WHAT IS NEEDED
Produce an exact copy of all the records.

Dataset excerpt
::::::

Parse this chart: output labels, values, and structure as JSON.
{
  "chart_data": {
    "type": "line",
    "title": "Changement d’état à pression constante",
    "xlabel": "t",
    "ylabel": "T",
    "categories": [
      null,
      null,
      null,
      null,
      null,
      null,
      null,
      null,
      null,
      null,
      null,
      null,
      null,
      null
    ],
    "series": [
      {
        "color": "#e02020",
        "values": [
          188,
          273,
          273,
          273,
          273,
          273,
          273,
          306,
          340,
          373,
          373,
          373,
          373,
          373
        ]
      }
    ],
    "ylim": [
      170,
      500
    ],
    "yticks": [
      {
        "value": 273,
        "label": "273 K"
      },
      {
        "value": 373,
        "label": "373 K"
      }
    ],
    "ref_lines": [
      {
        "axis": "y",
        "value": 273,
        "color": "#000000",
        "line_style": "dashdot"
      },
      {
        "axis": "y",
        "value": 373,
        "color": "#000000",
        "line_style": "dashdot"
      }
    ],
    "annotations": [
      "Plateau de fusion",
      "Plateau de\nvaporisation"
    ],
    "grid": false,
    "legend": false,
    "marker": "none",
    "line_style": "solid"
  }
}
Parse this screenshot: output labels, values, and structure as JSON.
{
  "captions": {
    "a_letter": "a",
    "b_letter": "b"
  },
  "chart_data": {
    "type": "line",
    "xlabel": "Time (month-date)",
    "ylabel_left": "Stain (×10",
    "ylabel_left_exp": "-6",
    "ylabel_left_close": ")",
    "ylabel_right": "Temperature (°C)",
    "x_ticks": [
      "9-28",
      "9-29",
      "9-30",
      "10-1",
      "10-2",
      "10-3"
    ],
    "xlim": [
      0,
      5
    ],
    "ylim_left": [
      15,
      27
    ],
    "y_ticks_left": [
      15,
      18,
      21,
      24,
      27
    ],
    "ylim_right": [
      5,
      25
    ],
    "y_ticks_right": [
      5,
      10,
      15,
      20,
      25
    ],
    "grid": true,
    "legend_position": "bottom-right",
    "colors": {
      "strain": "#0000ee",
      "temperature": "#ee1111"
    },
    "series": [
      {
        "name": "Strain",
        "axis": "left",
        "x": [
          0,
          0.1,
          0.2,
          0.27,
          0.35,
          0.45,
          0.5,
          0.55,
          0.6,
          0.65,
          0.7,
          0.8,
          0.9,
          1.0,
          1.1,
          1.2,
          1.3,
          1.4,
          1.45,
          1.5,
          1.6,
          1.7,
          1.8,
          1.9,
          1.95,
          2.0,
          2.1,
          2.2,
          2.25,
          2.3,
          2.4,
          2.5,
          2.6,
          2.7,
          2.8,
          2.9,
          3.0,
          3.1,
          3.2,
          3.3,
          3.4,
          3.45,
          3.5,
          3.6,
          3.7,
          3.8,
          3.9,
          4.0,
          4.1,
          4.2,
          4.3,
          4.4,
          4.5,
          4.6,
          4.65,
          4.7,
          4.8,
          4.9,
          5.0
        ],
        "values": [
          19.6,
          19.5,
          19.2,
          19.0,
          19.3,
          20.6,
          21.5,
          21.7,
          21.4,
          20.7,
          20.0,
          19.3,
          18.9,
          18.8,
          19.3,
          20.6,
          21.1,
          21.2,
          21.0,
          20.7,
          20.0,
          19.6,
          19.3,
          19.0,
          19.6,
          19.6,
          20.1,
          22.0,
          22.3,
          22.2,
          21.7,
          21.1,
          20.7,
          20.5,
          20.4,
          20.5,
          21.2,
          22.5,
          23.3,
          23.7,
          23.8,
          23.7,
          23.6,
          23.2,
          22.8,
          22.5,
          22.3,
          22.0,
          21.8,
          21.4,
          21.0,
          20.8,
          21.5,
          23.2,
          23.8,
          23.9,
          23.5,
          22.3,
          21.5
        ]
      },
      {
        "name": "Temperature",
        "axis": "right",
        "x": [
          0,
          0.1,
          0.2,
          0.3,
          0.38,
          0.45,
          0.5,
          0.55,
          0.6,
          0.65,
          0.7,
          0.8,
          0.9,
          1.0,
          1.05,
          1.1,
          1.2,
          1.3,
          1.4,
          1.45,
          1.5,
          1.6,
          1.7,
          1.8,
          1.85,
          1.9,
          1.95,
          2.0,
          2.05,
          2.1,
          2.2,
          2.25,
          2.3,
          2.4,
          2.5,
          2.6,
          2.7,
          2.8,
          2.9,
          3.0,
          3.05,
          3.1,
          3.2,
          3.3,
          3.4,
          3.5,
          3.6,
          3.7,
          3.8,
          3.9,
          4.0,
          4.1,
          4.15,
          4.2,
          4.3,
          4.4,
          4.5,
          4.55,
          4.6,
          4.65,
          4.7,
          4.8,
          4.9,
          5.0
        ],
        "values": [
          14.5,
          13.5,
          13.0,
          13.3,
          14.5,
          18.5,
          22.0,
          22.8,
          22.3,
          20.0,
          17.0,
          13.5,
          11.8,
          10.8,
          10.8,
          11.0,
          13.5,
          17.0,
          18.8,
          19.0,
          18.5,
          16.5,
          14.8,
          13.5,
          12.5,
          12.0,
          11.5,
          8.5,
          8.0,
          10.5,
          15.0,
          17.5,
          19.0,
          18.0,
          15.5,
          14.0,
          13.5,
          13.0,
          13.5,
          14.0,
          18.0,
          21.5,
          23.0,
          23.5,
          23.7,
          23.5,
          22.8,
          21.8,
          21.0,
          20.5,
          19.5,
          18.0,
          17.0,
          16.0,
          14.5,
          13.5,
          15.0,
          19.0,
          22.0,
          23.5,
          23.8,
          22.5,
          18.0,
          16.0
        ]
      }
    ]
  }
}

::::::

ANSWER
Parse this chart: output labels, values, and structure as JSON.
{
  "chart_data": {
    "type": "line",
    "title": "Changement d’état à pression constante",
    "xlabel": "t",
    "ylabel": "T",
    "categories": [
      null,
      null,
      null,
      null,
      null,
      null,
      null,
      null,
      null,
      null,
      null,
      null,
      null,
      null
    ],
    "series": [
      {
        "color": "#e02020",
        "values": [
          188,
          273,
          273,
          273,
          273,
          273,
          273,
          306,
          340,
          373,
          373,
          373,
          373,
          373
        ]
      }
    ],
    "ylim": [
      170,
      500
    ],
    "yticks": [
      {
        "value": 273,
        "label": "273 K"
      },
      {
        "value": 373,
        "label": "373 K"
      }
    ],
    "ref_lines": [
      {
        "axis": "y",
        "value": 273,
        "color": "#000000",
        "line_style": "dashdot"
      },
      {
        "axis": "y",
        "value": 373,
        "color": "#000000",
        "line_style": "dashdot"
      }
    ],
    "annotations": [
      "Plateau de fusion",
      "Plateau de\nvaporisation"
    ],
    "grid": false,
    "legend": false,
    "marker": "none",
    "line_style": "solid"
  }
}
Parse this screenshot: output labels, values, and structure as JSON.
{
  "captions": {
    "a_letter": "a",
    "b_letter": "b"
  },
  "chart_data": {
    "type": "line",
    "xlabel": "Time (month-date)",
    "ylabel_left": "Stain (×10",
    "ylabel_left_exp": "-6",
    "ylabel_left_close": ")",
    "ylabel_right": "Temperature (°C)",
    "x_ticks": [
      "9-28",
      "9-29",
      "9-30",
      "10-1",
      "10-2",
      "10-3"
    ],
    "xlim": [
      0,
      5
    ],
    "ylim_left": [
      15,
      27
    ],
    "y_ticks_left": [
      15,
      18,
      21,
      24,
      27
    ],
    "ylim_right": [
      5,
      25
    ],
    "y_ticks_right": [
      5,
      10,
      15,
      20,
      25
    ],
    "grid": true,
    "legend_position": "bottom-right",
    "colors": {
      "strain": "#0000ee",
      "temperature": "#ee1111"
    },
    "series": [
      {
        "name": "Strain",
        "axis": "left",
        "x": [
          0,
          0.1,
          0.2,
          0.27,
          0.35,
          0.45,
          0.5,
          0.55,
          0.6,
          0.65,
          0.7,
          0.8,
          0.9,
          1.0,
          1.1,
          1.2,
          1.3,
          1.4,
          1.45,
          1.5,
          1.6,
          1.7,
          1.8,
          1.9,
          1.95,
          2.0,
          2.1,
          2.2,
          2.25,
          2.3,
          2.4,
          2.5,
          2.6,
          2.7,
          2.8,
          2.9,
          3.0,
          3.1,
          3.2,
          3.3,
          3.4,
          3.45,
          3.5,
          3.6,
          3.7,
          3.8,
          3.9,
          4.0,
          4.1,
          4.2,
          4.3,
          4.4,
          4.5,
          4.6,
          4.65,
          4.7,
          4.8,
          4.9,
          5.0
        ],
        "values": [
          19.6,
          19.5,
          19.2,
          19.0,
          19.3,
          20.6,
          21.5,
          21.7,
          21.4,
          20.7,
          20.0,
          19.3,
          18.9,
          18.8,
          19.3,
          20.6,
          21.1,
          21.2,
          21.0,
          20.7,
          20.0,
          19.6,
          19.3,
          19.0,
          19.6,
          19.6,
          20.1,
          22.0,
          22.3,
          22.2,
          21.7,
          21.1,
          20.7,
          20.5,
          20.4,
          20.5,
          21.2,
          22.5,
          23.3,
          23.7,
          23.8,
          23.7,
          23.6,
          23.2,
          22.8,
          22.5,
          22.3,
          22.0,
          21.8,
          21.4,
          21.0,
          20.8,
          21.5,
          23.2,
          23.8,
          23.9,
          23.5,
          22.3,
          21.5
        ]
      },
      {
        "name": "Temperature",
        "axis": "right",
        "x": [
          0,
          0.1,
          0.2,
          0.3,
          0.38,
          0.45,
          0.5,
          0.55,
          0.6,
          0.65,
          0.7,
          0.8,
          0.9,
          1.0,
          1.05,
          1.1,
          1.2,
          1.3,
          1.4,
          1.45,
          1.5,
          1.6,
          1.7,
          1.8,
          1.85,
          1.9,
          1.95,
          2.0,
          2.05,
          2.1,
          2.2,
          2.25,
          2.3,
          2.4,
          2.5,
          2.6,
          2.7,
          2.8,
          2.9,
          3.0,
          3.05,
          3.1,
          3.2,
          3.3,
          3.4,
          3.5,
          3.6,
          3.7,
          3.8,
          3.9,
          4.0,
          4.1,
          4.15,
          4.2,
          4.3,
          4.4,
          4.5,
          4.55,
          4.6,
          4.65,
          4.7,
          4.8,
          4.9,
          5.0
        ],
        "values": [
          14.5,
          13.5,
          13.0,
          13.3,
          14.5,
          18.5,
          22.0,
          22.8,
          22.3,
          20.0,
          17.0,
          13.5,
          11.8,
          10.8,
          10.8,
          11.0,
          13.5,
          17.0,
          18.8,
          19.0,
          18.5,
          16.5,
          14.8,
          13.5,
          12.5,
          12.0,
          11.5,
          8.5,
          8.0,
          10.5,
          15.0,
          17.5,
          19.0,
          18.0,
          15.5,
          14.0,
          13.5,
          13.0,
          13.5,
          14.0,
          18.0,
          21.5,
          23.0,
          23.5,
          23.7,
          23.5,
          22.8,
          21.8,
          21.0,
          20.5,
          19.5,
          18.0,
          17.0,
          16.0,
          14.5,
          13.5,
          15.0,
          19.0,
          22.0,
          23.5,
          23.8,
          22.5,
          18.0,
          16.0
        ]
      }
    ]
  }
}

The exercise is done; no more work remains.